**Lesetext:**

::::::

Gazastreifen Israels Armee räumt Fehler bei Luftangriff ein

Bei einem Luftangriff im Gazastreifen wurden im November auch Frauen und Kinder getötet. Offenbar war bei dem Einsatz einiges schiefgelaufen, wie Israels Armee nun zugab.
Zerstörte Häuser im Gazastreifen nach einem israelischen Luftangriff (Archivbild)

Zerstörte Häuser im Gazastreifen nach einem israelischen Luftangriff (Archivbild)

Foto: AFP/ Said Khatib

Im November hatte die israelische Armee Ziele der Extremistenorganisation "Islamischer Dschihad" im Gazastreifen angegriffen. Nun räumten die Streitkräfte des Landes Fehler bei den Luftangriffen ein - damals waren neun Mitglieder einer Familie getötet worden. Die Armee teilte am Dienstag nach einer Untersuchung mit, sie seien damals fälschlich davon ausgegangen, dass sich in dem angegriffenen Haus keine Zivilisten aufhielten. Zu den Todesopfern gehörten fünf Kinder und zwei Frauen.

::::::

**Arbeitsauftrag A:**
Prüfe, ob die folgenden Aussagen mit dem Lesetext übereinstimmen. Beantworte jede mit Ja oder Nein und zitiere die entscheidenden Worte des Lesetexts.
(i) Der Luftangriff fand im November statt.
(ii) Die Armee ging davon aus, dass sich Zivilisten in dem Haus aufhielten.
(iii) Unter den Todesopfern waren drei Kinder.
**Arbeitsauftrag B:**
Beantworte anhand des Lesetexts diese Fragen:
(i) Welche Organisation hatte die Armee im Gazastreifen angegriffen?
(ii) An welchem Wochentag machte die Armee ihre Mitteilung?
(iii) Wie viele Mitglieder einer Familie wurden getötet?
**Arbeitsauftrag C:** Führe die Meldung über den Luftangriff im Gazastreifen nach ihrem letzten Satz weiter.

::::::

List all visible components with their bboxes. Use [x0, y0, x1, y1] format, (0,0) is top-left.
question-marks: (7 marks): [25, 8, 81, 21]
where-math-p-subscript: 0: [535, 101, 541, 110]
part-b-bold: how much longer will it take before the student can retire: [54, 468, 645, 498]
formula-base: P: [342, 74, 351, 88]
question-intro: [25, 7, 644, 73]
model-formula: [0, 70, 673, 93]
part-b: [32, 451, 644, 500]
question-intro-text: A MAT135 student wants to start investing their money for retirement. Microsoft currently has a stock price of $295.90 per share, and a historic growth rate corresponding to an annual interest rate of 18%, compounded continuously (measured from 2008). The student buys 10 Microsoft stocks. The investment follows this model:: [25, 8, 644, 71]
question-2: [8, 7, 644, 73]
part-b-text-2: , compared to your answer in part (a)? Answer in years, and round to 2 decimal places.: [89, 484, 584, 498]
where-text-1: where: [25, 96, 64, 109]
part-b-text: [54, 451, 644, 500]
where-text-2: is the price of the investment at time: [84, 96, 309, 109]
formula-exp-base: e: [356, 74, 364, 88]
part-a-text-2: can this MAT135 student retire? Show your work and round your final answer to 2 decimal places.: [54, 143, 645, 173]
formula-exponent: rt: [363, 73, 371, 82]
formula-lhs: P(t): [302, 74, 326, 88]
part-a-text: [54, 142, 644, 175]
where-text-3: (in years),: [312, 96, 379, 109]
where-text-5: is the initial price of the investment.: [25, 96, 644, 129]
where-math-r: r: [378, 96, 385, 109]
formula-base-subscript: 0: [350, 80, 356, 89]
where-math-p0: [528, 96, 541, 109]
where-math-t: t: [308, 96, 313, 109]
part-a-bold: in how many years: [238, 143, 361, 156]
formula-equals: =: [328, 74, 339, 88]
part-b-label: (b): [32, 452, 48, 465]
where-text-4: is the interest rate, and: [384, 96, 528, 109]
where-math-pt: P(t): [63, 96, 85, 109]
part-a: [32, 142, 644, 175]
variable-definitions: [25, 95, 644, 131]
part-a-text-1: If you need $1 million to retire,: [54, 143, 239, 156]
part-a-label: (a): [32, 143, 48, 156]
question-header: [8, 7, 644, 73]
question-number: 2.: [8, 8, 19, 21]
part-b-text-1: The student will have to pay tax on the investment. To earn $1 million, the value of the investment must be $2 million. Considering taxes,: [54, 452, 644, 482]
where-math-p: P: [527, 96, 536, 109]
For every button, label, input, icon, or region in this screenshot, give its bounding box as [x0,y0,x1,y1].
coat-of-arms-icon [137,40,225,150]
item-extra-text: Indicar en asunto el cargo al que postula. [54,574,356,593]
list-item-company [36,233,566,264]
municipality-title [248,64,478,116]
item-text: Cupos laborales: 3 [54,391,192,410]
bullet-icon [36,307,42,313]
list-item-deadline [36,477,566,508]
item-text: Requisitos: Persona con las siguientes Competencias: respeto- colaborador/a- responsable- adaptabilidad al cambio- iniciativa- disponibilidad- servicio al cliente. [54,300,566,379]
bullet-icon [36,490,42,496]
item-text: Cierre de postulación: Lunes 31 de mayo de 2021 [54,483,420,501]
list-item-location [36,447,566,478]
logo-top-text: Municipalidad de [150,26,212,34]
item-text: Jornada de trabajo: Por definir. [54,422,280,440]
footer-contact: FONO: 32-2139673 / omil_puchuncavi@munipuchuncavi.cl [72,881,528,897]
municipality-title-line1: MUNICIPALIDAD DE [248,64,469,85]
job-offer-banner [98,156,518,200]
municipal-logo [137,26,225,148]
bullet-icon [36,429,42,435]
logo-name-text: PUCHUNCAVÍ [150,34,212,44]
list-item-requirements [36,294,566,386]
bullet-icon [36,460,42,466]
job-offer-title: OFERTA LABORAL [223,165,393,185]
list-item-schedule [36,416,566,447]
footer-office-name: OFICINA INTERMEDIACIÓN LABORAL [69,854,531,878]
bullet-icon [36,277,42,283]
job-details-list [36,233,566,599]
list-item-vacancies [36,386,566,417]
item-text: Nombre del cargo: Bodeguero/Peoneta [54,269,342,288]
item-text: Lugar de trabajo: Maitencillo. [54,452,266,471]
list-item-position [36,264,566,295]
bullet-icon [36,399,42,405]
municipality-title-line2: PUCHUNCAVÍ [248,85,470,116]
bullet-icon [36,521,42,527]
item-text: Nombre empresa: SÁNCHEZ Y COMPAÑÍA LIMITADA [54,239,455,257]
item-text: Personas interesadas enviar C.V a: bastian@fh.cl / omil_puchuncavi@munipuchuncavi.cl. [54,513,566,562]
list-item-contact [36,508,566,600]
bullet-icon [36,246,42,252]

::::::

**Lösung A:**
(i) Ja: „Im November hatte die israelische Armee Ziele der Extremistenorganisation "Islamischer Dschihad" im Gazastreifen angegriffen.“
(ii) Nein: „sie seien damals fälschlich davon ausgegangen, dass sich in dem angegriffenen Haus keine Zivilisten aufhielten“
(iii) Nein: „Zu den Todesopfern gehörten fünf Kinder und zwei Frauen.“

**Lösung B:**
(i) Die Extremistenorganisation „Islamischer Dschihad“
(ii) Am Dienstag
(iii) Neun

**Lösung C:**
Die israelische Armee beteuerte, sie wolle aus den Fehlern lernen und ähnliche Fehleinschätzungen künftig vermeiden. Das Bombardement am 14. November hatte sich gegen Rasmi Abu Malhus gerichtet, einen mutmaßlichen Anführer der militanten Palästinenserorganisation "Islamischer Dschihad". Neben Abu Malhus wurden dabei acht Mitglieder seiner Familie getötet. Angehörige von Abu Malhus bestritten, dass dieser Verbindungen zum "Islamischen Dschihad" gehabt habe.

Die israelische Armee erklärte nun, vor dem Angriff gesammelte Geheimdienstinformationen hätten darauf hingewiesen, dass das Haus eine militärische Einrichtung des "Islamischen Dschihad" gewesen sei. Die Streitkräfte seien deshalb davon ausgegangen, dass Zivilisten keinen Zugang zu dem Haus gehabt hätten.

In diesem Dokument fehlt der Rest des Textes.